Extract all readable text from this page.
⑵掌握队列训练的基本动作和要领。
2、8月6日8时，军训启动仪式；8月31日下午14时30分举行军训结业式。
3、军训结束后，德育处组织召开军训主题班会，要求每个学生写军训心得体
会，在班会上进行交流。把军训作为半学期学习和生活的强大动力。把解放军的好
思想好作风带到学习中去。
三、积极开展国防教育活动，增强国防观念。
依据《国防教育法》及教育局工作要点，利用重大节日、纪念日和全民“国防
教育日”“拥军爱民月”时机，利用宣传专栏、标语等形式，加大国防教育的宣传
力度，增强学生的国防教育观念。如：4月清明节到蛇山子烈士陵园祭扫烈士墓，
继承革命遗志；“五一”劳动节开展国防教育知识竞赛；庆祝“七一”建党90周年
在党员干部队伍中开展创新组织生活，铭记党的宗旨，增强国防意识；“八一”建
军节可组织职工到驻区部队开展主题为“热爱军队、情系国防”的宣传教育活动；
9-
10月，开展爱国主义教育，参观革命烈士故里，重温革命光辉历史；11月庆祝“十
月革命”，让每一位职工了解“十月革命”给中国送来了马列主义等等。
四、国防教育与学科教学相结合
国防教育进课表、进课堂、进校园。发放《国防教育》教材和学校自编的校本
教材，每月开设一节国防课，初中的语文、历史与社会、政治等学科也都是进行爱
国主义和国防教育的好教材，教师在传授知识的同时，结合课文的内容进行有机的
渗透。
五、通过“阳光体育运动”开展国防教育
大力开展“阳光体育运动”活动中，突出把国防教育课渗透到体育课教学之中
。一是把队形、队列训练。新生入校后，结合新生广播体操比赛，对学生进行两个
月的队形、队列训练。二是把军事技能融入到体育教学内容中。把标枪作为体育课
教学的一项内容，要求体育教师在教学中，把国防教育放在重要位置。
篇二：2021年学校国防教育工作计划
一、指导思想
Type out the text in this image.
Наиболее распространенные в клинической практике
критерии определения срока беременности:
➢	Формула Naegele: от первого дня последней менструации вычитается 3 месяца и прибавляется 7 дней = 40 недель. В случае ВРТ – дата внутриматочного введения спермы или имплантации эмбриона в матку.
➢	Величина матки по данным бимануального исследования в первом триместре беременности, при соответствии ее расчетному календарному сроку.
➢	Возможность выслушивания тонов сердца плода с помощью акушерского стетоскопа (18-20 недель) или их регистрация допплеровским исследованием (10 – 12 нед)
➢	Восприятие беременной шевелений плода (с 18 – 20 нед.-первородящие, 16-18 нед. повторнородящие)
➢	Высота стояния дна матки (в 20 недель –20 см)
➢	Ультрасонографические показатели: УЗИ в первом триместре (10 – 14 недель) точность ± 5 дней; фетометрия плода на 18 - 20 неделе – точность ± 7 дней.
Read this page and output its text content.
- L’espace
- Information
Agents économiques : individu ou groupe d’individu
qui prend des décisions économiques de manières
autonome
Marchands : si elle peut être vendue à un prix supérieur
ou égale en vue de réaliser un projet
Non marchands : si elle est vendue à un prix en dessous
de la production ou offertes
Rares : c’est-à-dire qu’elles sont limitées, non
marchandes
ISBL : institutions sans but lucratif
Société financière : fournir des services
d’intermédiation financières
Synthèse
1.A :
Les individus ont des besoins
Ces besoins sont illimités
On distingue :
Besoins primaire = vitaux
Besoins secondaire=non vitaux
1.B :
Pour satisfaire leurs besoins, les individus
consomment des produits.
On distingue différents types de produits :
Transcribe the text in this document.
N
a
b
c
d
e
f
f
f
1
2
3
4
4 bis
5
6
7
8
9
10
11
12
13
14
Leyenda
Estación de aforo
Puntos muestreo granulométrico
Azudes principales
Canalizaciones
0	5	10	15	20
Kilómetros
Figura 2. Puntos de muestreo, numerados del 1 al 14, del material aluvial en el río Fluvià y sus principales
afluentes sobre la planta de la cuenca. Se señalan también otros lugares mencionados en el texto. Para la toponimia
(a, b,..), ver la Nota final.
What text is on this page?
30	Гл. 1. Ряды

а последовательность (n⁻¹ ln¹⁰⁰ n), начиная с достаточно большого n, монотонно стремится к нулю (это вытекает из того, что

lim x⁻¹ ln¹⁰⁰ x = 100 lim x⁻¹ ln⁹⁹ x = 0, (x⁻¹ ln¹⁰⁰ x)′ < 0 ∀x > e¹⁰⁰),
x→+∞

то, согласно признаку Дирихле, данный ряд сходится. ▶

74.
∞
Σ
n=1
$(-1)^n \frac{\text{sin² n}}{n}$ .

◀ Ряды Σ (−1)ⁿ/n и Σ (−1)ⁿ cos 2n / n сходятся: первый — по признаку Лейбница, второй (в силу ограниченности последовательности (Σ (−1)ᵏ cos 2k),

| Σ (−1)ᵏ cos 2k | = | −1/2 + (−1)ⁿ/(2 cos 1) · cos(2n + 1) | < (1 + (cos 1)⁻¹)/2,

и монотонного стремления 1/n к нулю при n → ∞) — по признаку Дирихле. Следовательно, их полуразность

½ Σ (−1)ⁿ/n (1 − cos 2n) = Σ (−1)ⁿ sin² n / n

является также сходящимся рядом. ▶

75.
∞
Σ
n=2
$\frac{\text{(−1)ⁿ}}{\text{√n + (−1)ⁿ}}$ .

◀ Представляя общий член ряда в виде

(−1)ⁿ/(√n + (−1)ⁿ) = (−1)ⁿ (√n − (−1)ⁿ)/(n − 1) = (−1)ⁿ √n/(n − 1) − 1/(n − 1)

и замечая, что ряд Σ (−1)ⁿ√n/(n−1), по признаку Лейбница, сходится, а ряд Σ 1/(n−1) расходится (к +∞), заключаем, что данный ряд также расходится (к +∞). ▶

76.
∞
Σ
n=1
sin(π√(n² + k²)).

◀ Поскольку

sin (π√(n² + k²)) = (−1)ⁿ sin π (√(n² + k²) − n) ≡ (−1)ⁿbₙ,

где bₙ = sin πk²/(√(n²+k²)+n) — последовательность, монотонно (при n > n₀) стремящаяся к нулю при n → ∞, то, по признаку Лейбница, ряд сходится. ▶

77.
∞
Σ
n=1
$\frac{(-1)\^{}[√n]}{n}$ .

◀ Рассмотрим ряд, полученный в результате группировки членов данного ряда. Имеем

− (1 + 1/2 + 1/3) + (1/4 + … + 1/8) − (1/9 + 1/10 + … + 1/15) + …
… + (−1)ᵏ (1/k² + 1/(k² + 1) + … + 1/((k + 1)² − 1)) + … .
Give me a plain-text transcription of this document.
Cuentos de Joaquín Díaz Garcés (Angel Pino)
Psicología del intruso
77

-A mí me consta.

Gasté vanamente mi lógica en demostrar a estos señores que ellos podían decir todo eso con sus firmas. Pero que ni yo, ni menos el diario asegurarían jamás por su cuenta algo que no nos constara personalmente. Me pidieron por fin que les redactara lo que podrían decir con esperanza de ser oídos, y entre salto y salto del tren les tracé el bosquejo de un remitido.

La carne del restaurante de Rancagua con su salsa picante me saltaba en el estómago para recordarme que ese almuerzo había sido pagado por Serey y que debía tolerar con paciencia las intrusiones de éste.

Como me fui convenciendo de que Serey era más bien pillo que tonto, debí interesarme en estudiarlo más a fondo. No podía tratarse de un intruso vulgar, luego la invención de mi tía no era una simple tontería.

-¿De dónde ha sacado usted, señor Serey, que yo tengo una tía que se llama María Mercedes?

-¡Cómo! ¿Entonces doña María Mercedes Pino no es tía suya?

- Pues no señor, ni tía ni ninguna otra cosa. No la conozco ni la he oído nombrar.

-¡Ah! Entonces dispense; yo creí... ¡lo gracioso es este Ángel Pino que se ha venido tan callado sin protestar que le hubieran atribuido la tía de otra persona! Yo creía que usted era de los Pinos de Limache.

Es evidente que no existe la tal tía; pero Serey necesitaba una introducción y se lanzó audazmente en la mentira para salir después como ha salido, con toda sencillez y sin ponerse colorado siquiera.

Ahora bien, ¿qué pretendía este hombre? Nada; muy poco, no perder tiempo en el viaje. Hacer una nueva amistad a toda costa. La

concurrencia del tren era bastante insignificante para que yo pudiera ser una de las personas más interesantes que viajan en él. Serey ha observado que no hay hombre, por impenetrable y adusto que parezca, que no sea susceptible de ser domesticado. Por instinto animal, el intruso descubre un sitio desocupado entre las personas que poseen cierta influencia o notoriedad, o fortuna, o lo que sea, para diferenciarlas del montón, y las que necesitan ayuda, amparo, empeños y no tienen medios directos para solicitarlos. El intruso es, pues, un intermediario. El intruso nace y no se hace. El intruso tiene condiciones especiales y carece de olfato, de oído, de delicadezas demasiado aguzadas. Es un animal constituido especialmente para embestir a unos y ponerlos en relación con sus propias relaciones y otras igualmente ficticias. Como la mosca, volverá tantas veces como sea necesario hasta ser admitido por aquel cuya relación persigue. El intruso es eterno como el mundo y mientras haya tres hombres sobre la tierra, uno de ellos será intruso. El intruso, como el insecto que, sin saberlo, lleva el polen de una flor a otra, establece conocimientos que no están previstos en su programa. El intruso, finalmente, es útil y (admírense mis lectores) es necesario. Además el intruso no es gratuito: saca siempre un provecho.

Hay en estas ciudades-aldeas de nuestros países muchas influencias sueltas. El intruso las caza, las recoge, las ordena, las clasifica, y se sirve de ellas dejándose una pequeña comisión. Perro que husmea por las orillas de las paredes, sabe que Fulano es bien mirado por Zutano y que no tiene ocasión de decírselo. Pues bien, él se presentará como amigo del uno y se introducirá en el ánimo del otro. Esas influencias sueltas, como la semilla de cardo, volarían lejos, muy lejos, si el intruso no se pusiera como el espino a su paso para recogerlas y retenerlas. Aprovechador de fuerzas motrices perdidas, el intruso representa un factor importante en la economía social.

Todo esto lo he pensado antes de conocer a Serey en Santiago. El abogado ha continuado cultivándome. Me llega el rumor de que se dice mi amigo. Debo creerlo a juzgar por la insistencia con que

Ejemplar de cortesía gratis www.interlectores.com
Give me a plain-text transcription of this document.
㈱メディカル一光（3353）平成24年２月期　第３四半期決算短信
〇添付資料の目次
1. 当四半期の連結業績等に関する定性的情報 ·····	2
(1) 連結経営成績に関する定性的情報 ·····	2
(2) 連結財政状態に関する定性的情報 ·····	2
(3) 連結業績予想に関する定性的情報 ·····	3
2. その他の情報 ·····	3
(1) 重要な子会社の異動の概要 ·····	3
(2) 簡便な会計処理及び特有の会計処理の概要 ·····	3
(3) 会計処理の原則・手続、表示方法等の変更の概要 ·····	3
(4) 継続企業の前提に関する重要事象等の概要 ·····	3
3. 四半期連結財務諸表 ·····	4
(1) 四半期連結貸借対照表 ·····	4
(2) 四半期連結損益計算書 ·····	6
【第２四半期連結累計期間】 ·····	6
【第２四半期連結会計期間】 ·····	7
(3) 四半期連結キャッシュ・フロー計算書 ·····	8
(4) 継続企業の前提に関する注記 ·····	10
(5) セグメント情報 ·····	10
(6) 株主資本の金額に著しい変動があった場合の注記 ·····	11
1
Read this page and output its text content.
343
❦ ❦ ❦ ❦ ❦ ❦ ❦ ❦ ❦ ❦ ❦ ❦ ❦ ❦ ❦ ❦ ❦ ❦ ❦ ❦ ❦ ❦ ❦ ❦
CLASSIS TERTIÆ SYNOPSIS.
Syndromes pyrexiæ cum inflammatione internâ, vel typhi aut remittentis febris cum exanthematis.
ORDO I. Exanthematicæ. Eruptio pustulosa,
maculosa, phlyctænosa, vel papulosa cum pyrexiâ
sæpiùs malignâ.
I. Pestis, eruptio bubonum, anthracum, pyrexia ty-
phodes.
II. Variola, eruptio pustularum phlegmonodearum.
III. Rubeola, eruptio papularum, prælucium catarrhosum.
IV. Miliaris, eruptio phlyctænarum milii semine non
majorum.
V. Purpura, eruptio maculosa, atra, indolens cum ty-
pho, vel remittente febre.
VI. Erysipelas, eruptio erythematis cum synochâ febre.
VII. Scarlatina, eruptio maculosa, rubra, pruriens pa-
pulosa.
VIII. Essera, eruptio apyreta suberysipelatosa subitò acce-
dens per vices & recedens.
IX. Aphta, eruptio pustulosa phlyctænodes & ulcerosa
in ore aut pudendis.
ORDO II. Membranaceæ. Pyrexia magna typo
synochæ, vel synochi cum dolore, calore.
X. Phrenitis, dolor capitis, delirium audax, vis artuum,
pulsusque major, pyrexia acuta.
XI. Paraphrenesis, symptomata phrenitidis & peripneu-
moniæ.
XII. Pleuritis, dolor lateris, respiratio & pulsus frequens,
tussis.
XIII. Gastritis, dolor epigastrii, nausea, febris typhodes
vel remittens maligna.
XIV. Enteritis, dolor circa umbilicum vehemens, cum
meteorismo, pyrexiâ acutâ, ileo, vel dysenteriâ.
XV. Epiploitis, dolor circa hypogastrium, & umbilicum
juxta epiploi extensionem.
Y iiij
= = =
**WHAT YOU NEED TO DO:** Take every line containing the word "ряда" and copy it.

**FULL OUTPUT:**
◀ Представляя общий член ряда в виде
◀ Рассмотрим ряд, полученный в результате группировки членов данного ряда. Имеем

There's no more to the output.